- Set exercise -
Return the material word for word. Do not include pictures.

- Records about charts and figures -
## BEGIN
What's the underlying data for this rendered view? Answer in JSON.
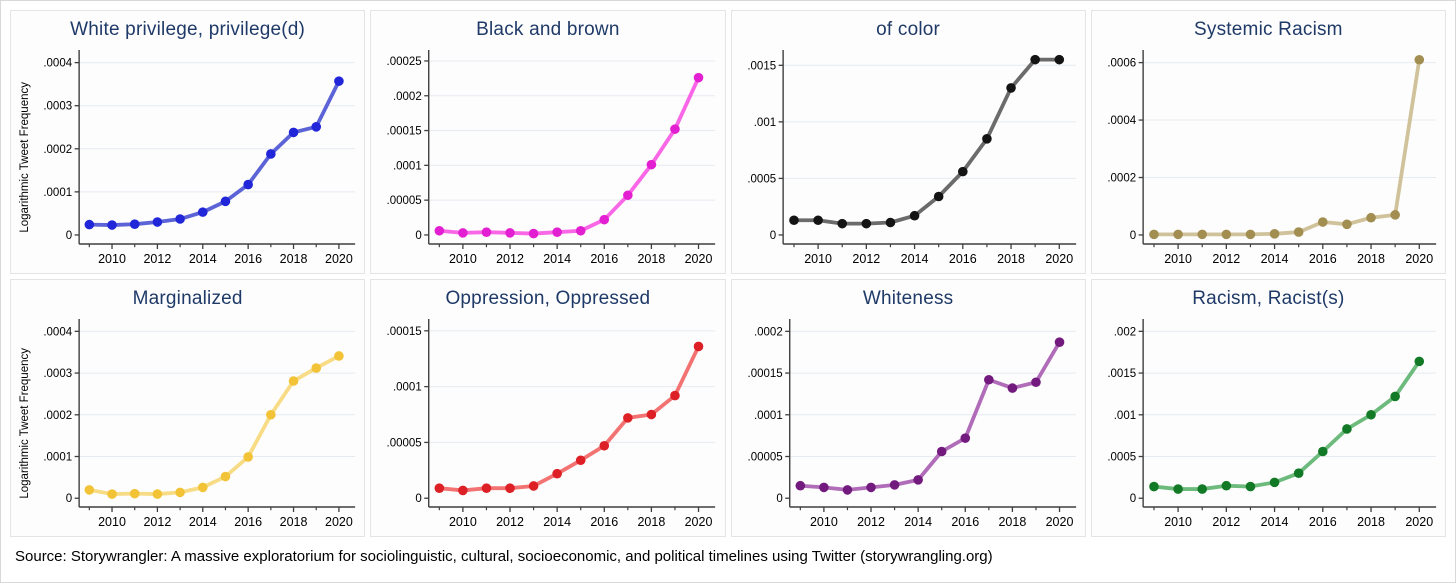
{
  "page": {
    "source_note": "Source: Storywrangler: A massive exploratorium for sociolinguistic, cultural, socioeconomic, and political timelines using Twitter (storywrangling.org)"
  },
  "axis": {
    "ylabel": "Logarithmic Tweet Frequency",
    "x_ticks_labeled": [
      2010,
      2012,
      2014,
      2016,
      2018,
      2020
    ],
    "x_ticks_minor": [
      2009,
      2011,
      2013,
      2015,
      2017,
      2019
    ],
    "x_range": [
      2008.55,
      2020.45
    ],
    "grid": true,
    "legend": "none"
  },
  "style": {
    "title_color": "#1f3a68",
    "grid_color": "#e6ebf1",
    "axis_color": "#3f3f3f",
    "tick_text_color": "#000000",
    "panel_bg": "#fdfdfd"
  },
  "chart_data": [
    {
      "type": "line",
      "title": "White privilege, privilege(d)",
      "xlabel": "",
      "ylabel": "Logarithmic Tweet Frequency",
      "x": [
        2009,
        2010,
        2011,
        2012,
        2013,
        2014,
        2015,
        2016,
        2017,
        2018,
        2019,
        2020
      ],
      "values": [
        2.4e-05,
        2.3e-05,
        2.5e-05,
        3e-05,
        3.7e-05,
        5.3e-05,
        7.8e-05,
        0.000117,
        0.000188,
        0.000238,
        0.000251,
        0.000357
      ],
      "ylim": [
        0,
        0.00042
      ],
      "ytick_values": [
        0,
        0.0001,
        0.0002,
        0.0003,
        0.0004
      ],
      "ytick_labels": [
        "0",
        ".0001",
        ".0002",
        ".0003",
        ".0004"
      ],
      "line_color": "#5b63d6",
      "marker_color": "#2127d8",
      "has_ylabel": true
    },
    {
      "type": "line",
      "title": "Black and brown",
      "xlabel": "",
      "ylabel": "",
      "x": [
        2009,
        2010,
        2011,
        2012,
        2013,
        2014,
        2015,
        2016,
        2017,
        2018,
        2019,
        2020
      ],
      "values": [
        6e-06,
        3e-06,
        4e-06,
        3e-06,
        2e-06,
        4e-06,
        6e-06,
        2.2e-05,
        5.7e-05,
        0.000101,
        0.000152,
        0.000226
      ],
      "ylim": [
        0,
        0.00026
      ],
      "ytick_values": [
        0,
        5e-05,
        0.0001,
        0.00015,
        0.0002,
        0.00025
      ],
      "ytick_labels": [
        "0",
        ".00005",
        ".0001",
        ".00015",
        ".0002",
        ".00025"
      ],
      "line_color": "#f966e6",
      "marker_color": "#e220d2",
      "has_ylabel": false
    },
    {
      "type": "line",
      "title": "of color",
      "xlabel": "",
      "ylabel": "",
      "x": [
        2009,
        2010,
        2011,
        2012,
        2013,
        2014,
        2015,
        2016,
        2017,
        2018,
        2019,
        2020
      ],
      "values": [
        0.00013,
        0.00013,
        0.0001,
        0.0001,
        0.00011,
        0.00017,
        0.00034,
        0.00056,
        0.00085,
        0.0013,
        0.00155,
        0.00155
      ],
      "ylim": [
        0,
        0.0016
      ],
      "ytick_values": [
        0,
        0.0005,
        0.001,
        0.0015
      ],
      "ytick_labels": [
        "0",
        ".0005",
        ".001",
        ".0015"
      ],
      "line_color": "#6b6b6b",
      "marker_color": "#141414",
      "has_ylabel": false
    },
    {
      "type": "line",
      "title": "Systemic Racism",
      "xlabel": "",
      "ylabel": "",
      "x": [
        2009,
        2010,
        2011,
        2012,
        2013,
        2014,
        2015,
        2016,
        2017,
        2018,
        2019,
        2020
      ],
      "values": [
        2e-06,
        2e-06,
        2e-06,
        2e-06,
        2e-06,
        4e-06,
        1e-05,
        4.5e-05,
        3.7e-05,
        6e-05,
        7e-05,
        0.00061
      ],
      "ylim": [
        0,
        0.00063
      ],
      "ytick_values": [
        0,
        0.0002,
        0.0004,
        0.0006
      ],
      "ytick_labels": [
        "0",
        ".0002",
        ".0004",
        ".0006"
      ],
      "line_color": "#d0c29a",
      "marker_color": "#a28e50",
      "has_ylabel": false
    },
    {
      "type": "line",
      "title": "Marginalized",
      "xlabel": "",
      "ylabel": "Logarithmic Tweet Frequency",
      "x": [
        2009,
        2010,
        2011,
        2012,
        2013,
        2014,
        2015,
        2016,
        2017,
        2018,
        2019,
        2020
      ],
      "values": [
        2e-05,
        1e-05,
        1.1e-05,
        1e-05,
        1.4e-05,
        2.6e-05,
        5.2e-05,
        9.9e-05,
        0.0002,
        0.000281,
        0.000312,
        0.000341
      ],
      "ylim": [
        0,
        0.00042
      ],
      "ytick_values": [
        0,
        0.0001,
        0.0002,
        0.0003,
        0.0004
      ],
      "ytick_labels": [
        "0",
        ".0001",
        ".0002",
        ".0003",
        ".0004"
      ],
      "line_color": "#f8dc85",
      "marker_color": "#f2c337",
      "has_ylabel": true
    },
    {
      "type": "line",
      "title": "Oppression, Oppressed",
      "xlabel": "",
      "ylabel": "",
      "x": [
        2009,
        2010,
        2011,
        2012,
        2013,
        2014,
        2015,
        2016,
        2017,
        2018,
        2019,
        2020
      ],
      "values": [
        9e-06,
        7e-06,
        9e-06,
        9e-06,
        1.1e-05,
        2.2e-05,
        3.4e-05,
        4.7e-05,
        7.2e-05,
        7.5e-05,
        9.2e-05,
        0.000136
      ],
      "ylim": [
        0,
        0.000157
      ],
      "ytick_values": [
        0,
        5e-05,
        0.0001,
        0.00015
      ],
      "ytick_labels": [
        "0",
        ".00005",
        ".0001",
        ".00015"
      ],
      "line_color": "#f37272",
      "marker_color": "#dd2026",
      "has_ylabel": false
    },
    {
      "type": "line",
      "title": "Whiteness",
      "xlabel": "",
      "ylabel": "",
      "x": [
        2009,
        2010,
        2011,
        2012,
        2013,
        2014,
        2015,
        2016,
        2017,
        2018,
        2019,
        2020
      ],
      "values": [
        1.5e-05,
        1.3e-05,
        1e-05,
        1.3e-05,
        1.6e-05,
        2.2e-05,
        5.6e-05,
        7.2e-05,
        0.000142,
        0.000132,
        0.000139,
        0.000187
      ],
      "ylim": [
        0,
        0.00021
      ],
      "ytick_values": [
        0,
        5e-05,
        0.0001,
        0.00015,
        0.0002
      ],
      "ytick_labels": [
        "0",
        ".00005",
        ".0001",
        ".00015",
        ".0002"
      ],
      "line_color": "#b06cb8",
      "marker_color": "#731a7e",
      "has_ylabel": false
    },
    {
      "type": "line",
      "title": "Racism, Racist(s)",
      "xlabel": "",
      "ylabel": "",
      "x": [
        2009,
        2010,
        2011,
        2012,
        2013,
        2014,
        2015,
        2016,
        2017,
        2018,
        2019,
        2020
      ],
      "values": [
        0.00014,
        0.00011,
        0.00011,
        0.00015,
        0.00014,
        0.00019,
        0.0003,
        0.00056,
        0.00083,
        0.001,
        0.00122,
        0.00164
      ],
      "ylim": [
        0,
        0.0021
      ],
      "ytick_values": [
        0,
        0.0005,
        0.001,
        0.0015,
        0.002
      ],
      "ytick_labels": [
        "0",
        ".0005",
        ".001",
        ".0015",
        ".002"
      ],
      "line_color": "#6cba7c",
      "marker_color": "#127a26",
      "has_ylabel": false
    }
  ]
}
## END
- Output for this exercise -
What's the underlying data for this rendered view? Answer in JSON.
{
  "page": {
    "source_note": "Source: Storywrangler: A massive exploratorium for sociolinguistic, cultural, socioeconomic, and political timelines using Twitter (storywrangling.org)"
  },
  "axis": {
    "ylabel": "Logarithmic Tweet Frequency",
    "x_ticks_labeled": [
      2010,
      2012,
      2014,
      2016,
      2018,
      2020
    ],
    "x_ticks_minor": [
      2009,
      2011,
      2013,
      2015,
      2017,
      2019
    ],
    "x_range": [
      2008.55,
      2020.45
    ],
    "grid": true,
    "legend": "none"
  },
  "style": {
    "title_color": "#1f3a68",
    "grid_color": "#e6ebf1",
    "axis_color": "#3f3f3f",
    "tick_text_color": "#000000",
    "panel_bg": "#fdfdfd"
  },
  "chart_data": [
    {
      "type": "line",
      "title": "White privilege, privilege(d)",
      "xlabel": "",
      "ylabel": "Logarithmic Tweet Frequency",
      "x": [
        2009,
        2010,
        2011,
        2012,
        2013,
        2014,
        2015,
        2016,
        2017,
        2018,
        2019,
        2020
      ],
      "values": [
        2.4e-05,
        2.3e-05,
        2.5e-05,
        3e-05,
        3.7e-05,
        5.3e-05,
        7.8e-05,
        0.000117,
        0.000188,
        0.000238,
        0.000251,
        0.000357
      ],
      "ylim": [
        0,
        0.00042
      ],
      "ytick_values": [
        0,
        0.0001,
        0.0002,
        0.0003,
        0.0004
      ],
      "ytick_labels": [
        "0",
        ".0001",
        ".0002",
        ".0003",
        ".0004"
      ],
      "line_color": "#5b63d6",
      "marker_color": "#2127d8",
      "has_ylabel": true
    },
    {
      "type": "line",
      "title": "Black and brown",
      "xlabel": "",
      "ylabel": "",
      "x": [
        2009,
        2010,
        2011,
        2012,
        2013,
        2014,
        2015,
        2016,
        2017,
        2018,
        2019,
        2020
      ],
      "values": [
        6e-06,
        3e-06,
        4e-06,
        3e-06,
        2e-06,
        4e-06,
        6e-06,
        2.2e-05,
        5.7e-05,
        0.000101,
        0.000152,
        0.000226
      ],
      "ylim": [
        0,
        0.00026
      ],
      "ytick_values": [
        0,
        5e-05,
        0.0001,
        0.00015,
        0.0002,
        0.00025
      ],
      "ytick_labels": [
        "0",
        ".00005",
        ".0001",
        ".00015",
        ".0002",
        ".00025"
      ],
      "line_color": "#f966e6",
      "marker_color": "#e220d2",
      "has_ylabel": false
    },
    {
      "type": "line",
      "title": "of color",
      "xlabel": "",
      "ylabel": "",
      "x": [
        2009,
        2010,
        2011,
        2012,
        2013,
        2014,
        2015,
        2016,
        2017,
        2018,
        2019,
        2020
      ],
      "values": [
        0.00013,
        0.00013,
        0.0001,
        0.0001,
        0.00011,
        0.00017,
        0.00034,
        0.00056,
        0.00085,
        0.0013,
        0.00155,
        0.00155
      ],
      "ylim": [
        0,
        0.0016
      ],
      "ytick_values": [
        0,
        0.0005,
        0.001,
        0.0015
      ],
      "ytick_labels": [
        "0",
        ".0005",
        ".001",
        ".0015"
      ],
      "line_color": "#6b6b6b",
      "marker_color": "#141414",
      "has_ylabel": false
    },
    {
      "type": "line",
      "title": "Systemic Racism",
      "xlabel": "",
      "ylabel": "",
      "x": [
        2009,
        2010,
        2011,
        2012,
        2013,
        2014,
        2015,
        2016,
        2017,
        2018,
        2019,
        2020
      ],
      "values": [
        2e-06,
        2e-06,
        2e-06,
        2e-06,
        2e-06,
        4e-06,
        1e-05,
        4.5e-05,
        3.7e-05,
        6e-05,
        7e-05,
        0.00061
      ],
      "ylim": [
        0,
        0.00063
      ],
      "ytick_values": [
        0,
        0.0002,
        0.0004,
        0.0006
      ],
      "ytick_labels": [
        "0",
        ".0002",
        ".0004",
        ".0006"
      ],
      "line_color": "#d0c29a",
      "marker_color": "#a28e50",
      "has_ylabel": false
    },
    {
      "type": "line",
      "title": "Marginalized",
      "xlabel": "",
      "ylabel": "Logarithmic Tweet Frequency",
      "x": [
        2009,
        2010,
        2011,
        2012,
        2013,
        2014,
        2015,
        2016,
        2017,
        2018,
        2019,
        2020
      ],
      "values": [
        2e-05,
        1e-05,
        1.1e-05,
        1e-05,
        1.4e-05,
        2.6e-05,
        5.2e-05,
        9.9e-05,
        0.0002,
        0.000281,
        0.000312,
        0.000341
      ],
      "ylim": [
        0,
        0.00042
      ],
      "ytick_values": [
        0,
        0.0001,
        0.0002,
        0.0003,
        0.0004
      ],
      "ytick_labels": [
        "0",
        ".0001",
        ".0002",
        ".0003",
        ".0004"
      ],
      "line_color": "#f8dc85",
      "marker_color": "#f2c337",
      "has_ylabel": true
    },
    {
      "type": "line",
      "title": "Oppression, Oppressed",
      "xlabel": "",
      "ylabel": "",
      "x": [
        2009,
        2010,
        2011,
        2012,
        2013,
        2014,
        2015,
        2016,
        2017,
        2018,
        2019,
        2020
      ],
      "values": [
        9e-06,
        7e-06,
        9e-06,
        9e-06,
        1.1e-05,
        2.2e-05,
        3.4e-05,
        4.7e-05,
        7.2e-05,
        7.5e-05,
        9.2e-05,
        0.000136
      ],
      "ylim": [
        0,
        0.000157
      ],
      "ytick_values": [
        0,
        5e-05,
        0.0001,
        0.00015
      ],
      "ytick_labels": [
        "0",
        ".00005",
        ".0001",
        ".00015"
      ],
      "line_color": "#f37272",
      "marker_color": "#dd2026",
      "has_ylabel": false
    },
    {
      "type": "line",
      "title": "Whiteness",
      "xlabel": "",
      "ylabel": "",
      "x": [
        2009,
        2010,
        2011,
        2012,
        2013,
        2014,
        2015,
        2016,
        2017,
        2018,
        2019,
        2020
      ],
      "values": [
        1.5e-05,
        1.3e-05,
        1e-05,
        1.3e-05,
        1.6e-05,
        2.2e-05,
        5.6e-05,
        7.2e-05,
        0.000142,
        0.000132,
        0.000139,
        0.000187
      ],
      "ylim": [
        0,
        0.00021
      ],
      "ytick_values": [
        0,
        5e-05,
        0.0001,
        0.00015,
        0.0002
      ],
      "ytick_labels": [
        "0",
        ".00005",
        ".0001",
        ".00015",
        ".0002"
      ],
      "line_color": "#b06cb8",
      "marker_color": "#731a7e",
      "has_ylabel": false
    },
    {
      "type": "line",
      "title": "Racism, Racist(s)",
      "xlabel": "",
      "ylabel": "",
      "x": [
        2009,
        2010,
        2011,
        2012,
        2013,
        2014,
        2015,
        2016,
        2017,
        2018,
        2019,
        2020
      ],
      "values": [
        0.00014,
        0.00011,
        0.00011,
        0.00015,
        0.00014,
        0.00019,
        0.0003,
        0.00056,
        0.00083,
        0.001,
        0.00122,
        0.00164
      ],
      "ylim": [
        0,
        0.0021
      ],
      "ytick_values": [
        0,
        0.0005,
        0.001,
        0.0015,
        0.002
      ],
      "ytick_labels": [
        "0",
        ".0005",
        ".001",
        ".0015",
        ".002"
      ],
      "line_color": "#6cba7c",
      "marker_color": "#127a26",
      "has_ylabel": false
    }
  ]
}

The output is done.